Selected excerpt:

--------------------

On February 22, 2022, the Company announced that its sponsor, Breeze Sponsor, LLC, timely deposited an aggregate of $1,150,000 (the “Second Extension Payment”), representing $0.10 per public share, into the Trust Account to extend the date by which the Company has to consummate a business combination from February 25, 2022 to May 25, 2022. The Sponsor loaned the Second Extension Payment to the Company in exchange for a promissory note in the amount of the Second Extension Payment. The loan under the promissory note is non-interest bearing and will be repaid upon the consummation of a business combination. The Company’s stockholders are not entitled to vote on or redeem their shares in connection with such extension.

 

On May 5, 2022, the Company held a stockholders’ meeting at which a proposal to approve the extension of time to consummate the closing of a Business Combination Agreement to September 26, 2022 was approved. The Company provided its stockholders with the opportunity to redeem all or a portion of their Public Shares at the time of this stockholders’ meeting. The stockholders who elected to redeem their shares did so for a pro rata portion of the amount then in the Trust Account ($10.35 per share), plus any pro rata interest earned on the funds held in the Trust Account and not previously released to the Company to pay its tax obligations (see Note 11).

 

The Company will have until September 26, 2022 to complete a Business Combination (the “Combination Period”). If the Company is unable to complete a Business Combination within the Combination Period, the Company will (i) cease all operations except for the purpose of winding up, (ii) as promptly as reasonably possible but not more than ten business days thereafter, redeem the Public Shares, at a per-share price, payable in cash, equal to the aggregate amount then on deposit in the Trust Account including interest earned on the funds held in the Trust Account and not previously released to the Company to pay its tax obligations (less up to $100,000 of interest to pay dissolution expenses), divided by the number of then outstanding Public Shares, which redemption will completely extinguish public stockholders’ rights as stockholders (including the right to receive further liquidating distributions, if any), and (iii) as promptly as reasonably possible following such redemption, subject to the approval of the Company’s remaining stockholders and the Company’s board of directors, dissolve and liquidate, subject in each case to the Company’s obligations under Delaware law to provide for claims of creditors and the requirements of other applicable law. There will be no redemption rights or liquidating distributions with respect to the Company’s warrants, which will expire worthless if the Company fails to complete a Business Combination within the Combination Period.

--------------------

Stored data:
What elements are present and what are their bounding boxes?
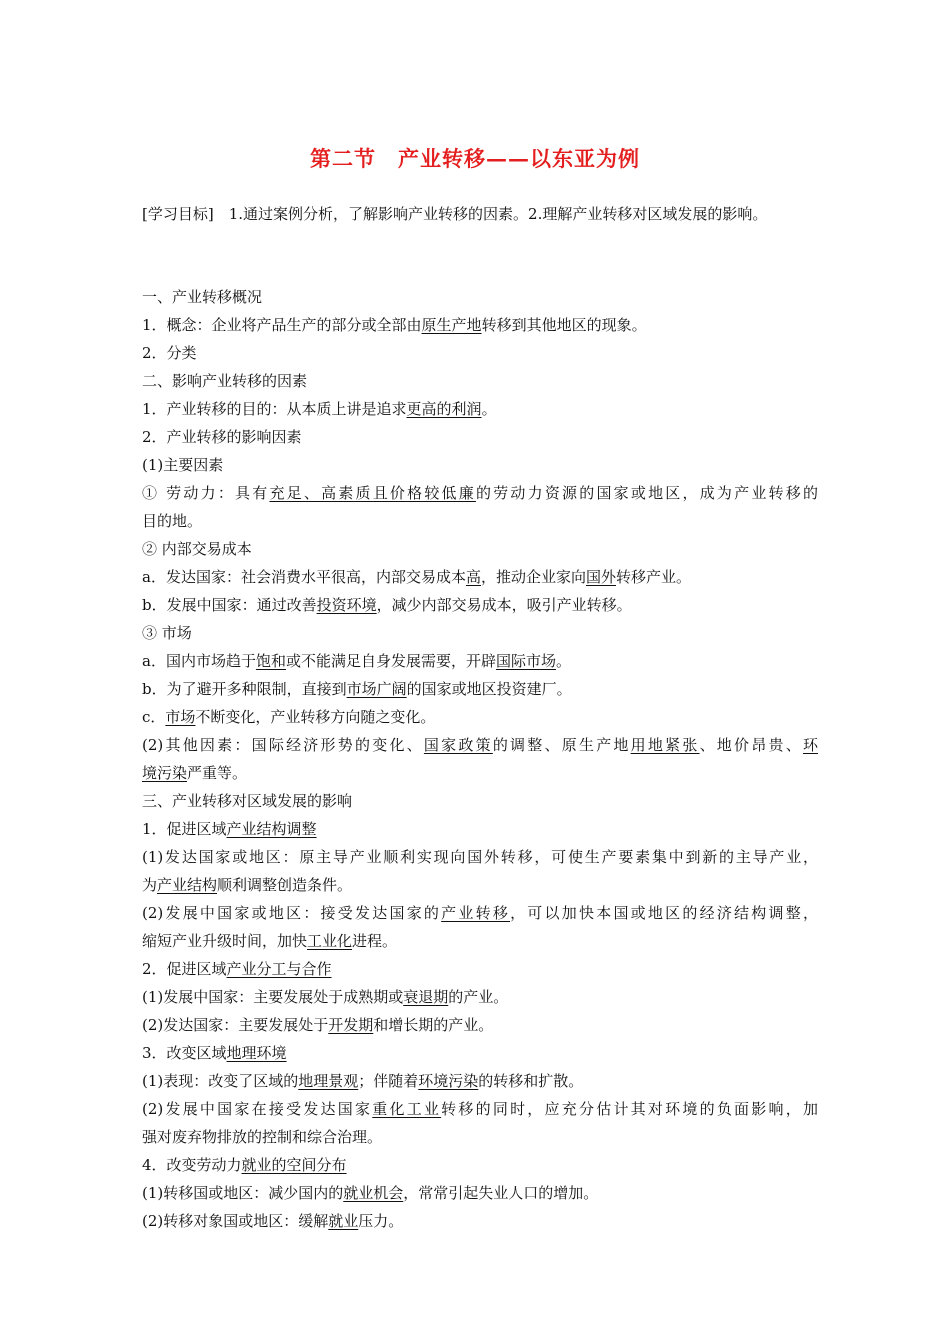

--------------------

Tasks to complete:
[A] In the business combination excerpt, echo the passage between "On February 22, 2022, the" and "with such extension.", inclusive.
[B] According to the business combination excerpt, what per-share price did redeeming stockholders receive at the May 5, 2022 meeting?

Answers below:
[A]
On February 22, 2022, the Company announced that its sponsor, Breeze Sponsor, LLC, timely deposited an aggregate of $1,150,000 (the “Second Extension Payment”), representing $0.10 per public share, into the Trust Account to extend the date by which the Company has to consummate a business combination from February 25, 2022 to May 25, 2022. The Sponsor loaned the Second Extension Payment to the Company in exchange for a promissory note in the amount of the Second Extension Payment. The loan under the promissory note is non-interest bearing and will be repaid upon the consummation of a business combination. The Company’s stockholders are not entitled to vote on or redeem their shares in connection with such extension.

[B] $10.35 per share, plus any pro rata interest earned on the Trust Account funds not previously released to pay taxes.